Task instructions – Substitute "Bar segment" for each "Bar" in the records below, change nothing else, and omit the pictures.

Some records
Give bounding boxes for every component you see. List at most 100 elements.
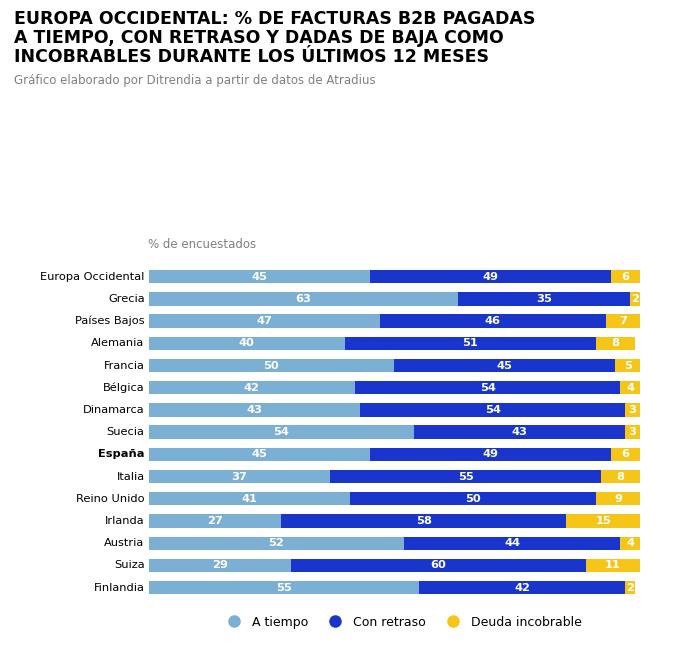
Text: Italia: Italia — [117, 471, 144, 482]
Text: 8: 8 — [616, 471, 624, 482]
Bar — [291, 559, 586, 572]
Text: 47: 47 — [256, 316, 272, 326]
Text: 42: 42 — [514, 582, 530, 593]
Bar — [616, 359, 640, 372]
Text: 15: 15 — [595, 516, 611, 526]
Text: 51: 51 — [462, 338, 479, 348]
Text: Francia: Francia — [104, 361, 144, 370]
Bar — [148, 537, 404, 550]
Bar — [148, 514, 281, 528]
Bar — [148, 448, 370, 461]
Text: INCOBRABLES DURANTE LOS ÚLTIMOS 12 MESES: INCOBRABLES DURANTE LOS ÚLTIMOS 12 MESES — [14, 48, 489, 66]
Text: 3: 3 — [628, 427, 637, 437]
Bar — [148, 426, 414, 439]
Text: 29: 29 — [212, 561, 227, 570]
Text: Finlandia: Finlandia — [94, 582, 144, 593]
Bar — [630, 292, 640, 306]
Text: 49: 49 — [482, 272, 498, 282]
Bar — [360, 403, 625, 417]
Text: 9: 9 — [614, 494, 622, 504]
Text: 58: 58 — [416, 516, 432, 526]
Text: 43: 43 — [246, 405, 262, 415]
Text: Europa Occidental: Europa Occidental — [40, 272, 144, 282]
Text: Irlanda: Irlanda — [105, 516, 144, 526]
Text: A TIEMPO, CON RETRASO Y DADAS DE BAJA COMO: A TIEMPO, CON RETRASO Y DADAS DE BAJA CO… — [14, 29, 504, 47]
Bar — [370, 270, 610, 283]
Text: Suiza: Suiza — [114, 561, 144, 570]
Text: % de encuestados: % de encuestados — [148, 238, 256, 251]
Bar — [148, 381, 355, 394]
Bar — [345, 337, 596, 350]
Text: 49: 49 — [482, 450, 498, 459]
Bar — [281, 514, 566, 528]
Text: Países Bajos: Países Bajos — [75, 316, 144, 326]
Text: 54: 54 — [480, 382, 495, 393]
Text: Bélgica: Bélgica — [103, 382, 144, 393]
Bar — [625, 426, 640, 439]
Bar — [596, 337, 635, 350]
Bar — [404, 537, 620, 550]
Bar — [625, 403, 640, 417]
Bar — [414, 426, 625, 439]
Text: 5: 5 — [624, 361, 632, 370]
Text: 55: 55 — [276, 582, 292, 593]
Bar — [350, 492, 596, 506]
Text: 50: 50 — [465, 494, 481, 504]
Bar — [379, 314, 605, 328]
Text: Gráfico elaborado por Ditrendia a partir de datos de Atradius: Gráfico elaborado por Ditrendia a partir… — [14, 74, 375, 87]
Text: 63: 63 — [296, 294, 311, 304]
Text: 43: 43 — [512, 427, 528, 437]
Text: Austria: Austria — [105, 538, 144, 548]
Text: 2: 2 — [626, 582, 634, 593]
Text: 50: 50 — [263, 361, 279, 370]
Bar — [148, 470, 330, 483]
Bar — [596, 492, 640, 506]
Bar — [370, 448, 610, 461]
Text: 45: 45 — [251, 450, 267, 459]
Text: 44: 44 — [504, 538, 520, 548]
Bar — [601, 470, 640, 483]
Bar — [148, 403, 360, 417]
Bar — [586, 559, 640, 572]
Bar — [566, 514, 640, 528]
Text: 4: 4 — [626, 538, 634, 548]
Bar — [418, 581, 625, 594]
Text: 3: 3 — [628, 405, 637, 415]
Text: 42: 42 — [244, 382, 260, 393]
Text: Reino Unido: Reino Unido — [76, 494, 144, 504]
Bar — [330, 470, 601, 483]
Bar — [148, 314, 379, 328]
Bar — [148, 492, 350, 506]
Text: 27: 27 — [207, 516, 223, 526]
Text: 52: 52 — [269, 538, 284, 548]
Text: 46: 46 — [485, 316, 501, 326]
Text: 7: 7 — [619, 316, 627, 326]
Text: EUROPA OCCIDENTAL: % DE FACTURAS B2B PAGADAS: EUROPA OCCIDENTAL: % DE FACTURAS B2B PAG… — [14, 10, 535, 28]
Text: 45: 45 — [251, 272, 267, 282]
Bar — [148, 337, 345, 350]
Text: 45: 45 — [497, 361, 513, 370]
Bar — [620, 537, 640, 550]
Bar — [605, 314, 640, 328]
Bar — [148, 559, 291, 572]
Text: 8: 8 — [612, 338, 620, 348]
Text: 6: 6 — [621, 450, 629, 459]
Text: 4: 4 — [626, 382, 634, 393]
Bar — [610, 270, 640, 283]
Bar — [148, 359, 394, 372]
Bar — [610, 448, 640, 461]
Text: 37: 37 — [232, 471, 247, 482]
Text: España: España — [98, 450, 144, 459]
Text: Dinamarca: Dinamarca — [83, 405, 144, 415]
Bar — [620, 381, 640, 394]
Text: 60: 60 — [431, 561, 446, 570]
Bar — [148, 292, 458, 306]
Bar — [394, 359, 616, 372]
Bar — [148, 270, 370, 283]
Text: 54: 54 — [485, 405, 500, 415]
Text: 2: 2 — [631, 294, 639, 304]
Bar — [148, 581, 418, 594]
Bar — [458, 292, 630, 306]
Text: Alemania: Alemania — [91, 338, 144, 348]
Text: 41: 41 — [242, 494, 257, 504]
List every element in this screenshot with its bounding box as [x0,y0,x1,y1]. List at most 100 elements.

Task result –
Give bounding boxes for every component you see. List at most 100 elements.
Text: Italia: Italia — [117, 471, 144, 482]
Text: 8: 8 — [616, 471, 624, 482]
Bar segment — [291, 559, 586, 572]
Text: 47: 47 — [256, 316, 272, 326]
Text: 42: 42 — [514, 582, 530, 593]
Bar segment — [616, 359, 640, 372]
Text: 15: 15 — [595, 516, 611, 526]
Text: 51: 51 — [462, 338, 479, 348]
Text: Francia: Francia — [104, 361, 144, 370]
Bar segment — [148, 537, 404, 550]
Bar segment — [148, 514, 281, 528]
Bar segment — [148, 448, 370, 461]
Text: INCOBRABLES DURANTE LOS ÚLTIMOS 12 MESES: INCOBRABLES DURANTE LOS ÚLTIMOS 12 MESES — [14, 48, 489, 66]
Text: 3: 3 — [628, 427, 637, 437]
Bar segment — [148, 426, 414, 439]
Text: 29: 29 — [212, 561, 227, 570]
Text: Finlandia: Finlandia — [94, 582, 144, 593]
Bar segment — [630, 292, 640, 306]
Text: 49: 49 — [482, 272, 498, 282]
Bar segment — [360, 403, 625, 417]
Text: 9: 9 — [614, 494, 622, 504]
Text: 58: 58 — [416, 516, 432, 526]
Text: 43: 43 — [246, 405, 262, 415]
Text: Europa Occidental: Europa Occidental — [40, 272, 144, 282]
Text: Irlanda: Irlanda — [105, 516, 144, 526]
Text: A TIEMPO, CON RETRASO Y DADAS DE BAJA COMO: A TIEMPO, CON RETRASO Y DADAS DE BAJA CO… — [14, 29, 504, 47]
Bar segment — [370, 270, 610, 283]
Text: Suiza: Suiza — [114, 561, 144, 570]
Text: % de encuestados: % de encuestados — [148, 238, 256, 251]
Bar segment — [148, 381, 355, 394]
Bar segment — [345, 337, 596, 350]
Text: 49: 49 — [482, 450, 498, 459]
Bar segment — [281, 514, 566, 528]
Text: Países Bajos: Países Bajos — [75, 316, 144, 326]
Text: 54: 54 — [480, 382, 495, 393]
Text: Bélgica: Bélgica — [103, 382, 144, 393]
Bar segment — [625, 426, 640, 439]
Bar segment — [596, 337, 635, 350]
Bar segment — [404, 537, 620, 550]
Bar segment — [625, 403, 640, 417]
Bar segment — [414, 426, 625, 439]
Text: 5: 5 — [624, 361, 632, 370]
Text: 55: 55 — [276, 582, 292, 593]
Bar segment — [350, 492, 596, 506]
Text: 50: 50 — [465, 494, 481, 504]
Bar segment — [379, 314, 605, 328]
Text: Gráfico elaborado por Ditrendia a partir de datos de Atradius: Gráfico elaborado por Ditrendia a partir… — [14, 74, 375, 87]
Text: 63: 63 — [296, 294, 311, 304]
Text: 43: 43 — [512, 427, 528, 437]
Text: Austria: Austria — [105, 538, 144, 548]
Text: 2: 2 — [626, 582, 634, 593]
Text: 50: 50 — [263, 361, 279, 370]
Bar segment — [148, 470, 330, 483]
Bar segment — [596, 492, 640, 506]
Bar segment — [370, 448, 610, 461]
Text: 45: 45 — [251, 450, 267, 459]
Text: 44: 44 — [504, 538, 520, 548]
Bar segment — [601, 470, 640, 483]
Bar segment — [148, 403, 360, 417]
Bar segment — [586, 559, 640, 572]
Bar segment — [566, 514, 640, 528]
Text: 4: 4 — [626, 538, 634, 548]
Bar segment — [418, 581, 625, 594]
Text: 3: 3 — [628, 405, 637, 415]
Text: 42: 42 — [244, 382, 260, 393]
Text: Reino Unido: Reino Unido — [76, 494, 144, 504]
Bar segment — [330, 470, 601, 483]
Bar segment — [148, 314, 379, 328]
Bar segment — [148, 492, 350, 506]
Text: 27: 27 — [207, 516, 223, 526]
Text: 52: 52 — [269, 538, 284, 548]
Text: 46: 46 — [485, 316, 501, 326]
Text: 7: 7 — [619, 316, 627, 326]
Text: EUROPA OCCIDENTAL: % DE FACTURAS B2B PAGADAS: EUROPA OCCIDENTAL: % DE FACTURAS B2B PAG… — [14, 10, 535, 28]
Text: 45: 45 — [251, 272, 267, 282]
Bar segment — [148, 337, 345, 350]
Text: 45: 45 — [497, 361, 513, 370]
Bar segment — [620, 537, 640, 550]
Bar segment — [605, 314, 640, 328]
Bar segment — [148, 559, 291, 572]
Text: 8: 8 — [612, 338, 620, 348]
Text: 6: 6 — [621, 450, 629, 459]
Text: 4: 4 — [626, 382, 634, 393]
Bar segment — [610, 270, 640, 283]
Bar segment — [148, 359, 394, 372]
Bar segment — [610, 448, 640, 461]
Text: 37: 37 — [232, 471, 247, 482]
Text: España: España — [98, 450, 144, 459]
Text: Dinamarca: Dinamarca — [83, 405, 144, 415]
Bar segment — [620, 381, 640, 394]
Text: 60: 60 — [431, 561, 446, 570]
Bar segment — [148, 292, 458, 306]
Bar segment — [394, 359, 616, 372]
Bar segment — [148, 270, 370, 283]
Text: 54: 54 — [485, 405, 500, 415]
Text: 2: 2 — [631, 294, 639, 304]
Bar segment — [148, 581, 418, 594]
Bar segment — [458, 292, 630, 306]
Text: Alemania: Alemania — [91, 338, 144, 348]
Text: 41: 41 — [242, 494, 257, 504]
List every element in this screenshot with its bounding box as [x0,y0,x1,y1]. List at most 100 elements.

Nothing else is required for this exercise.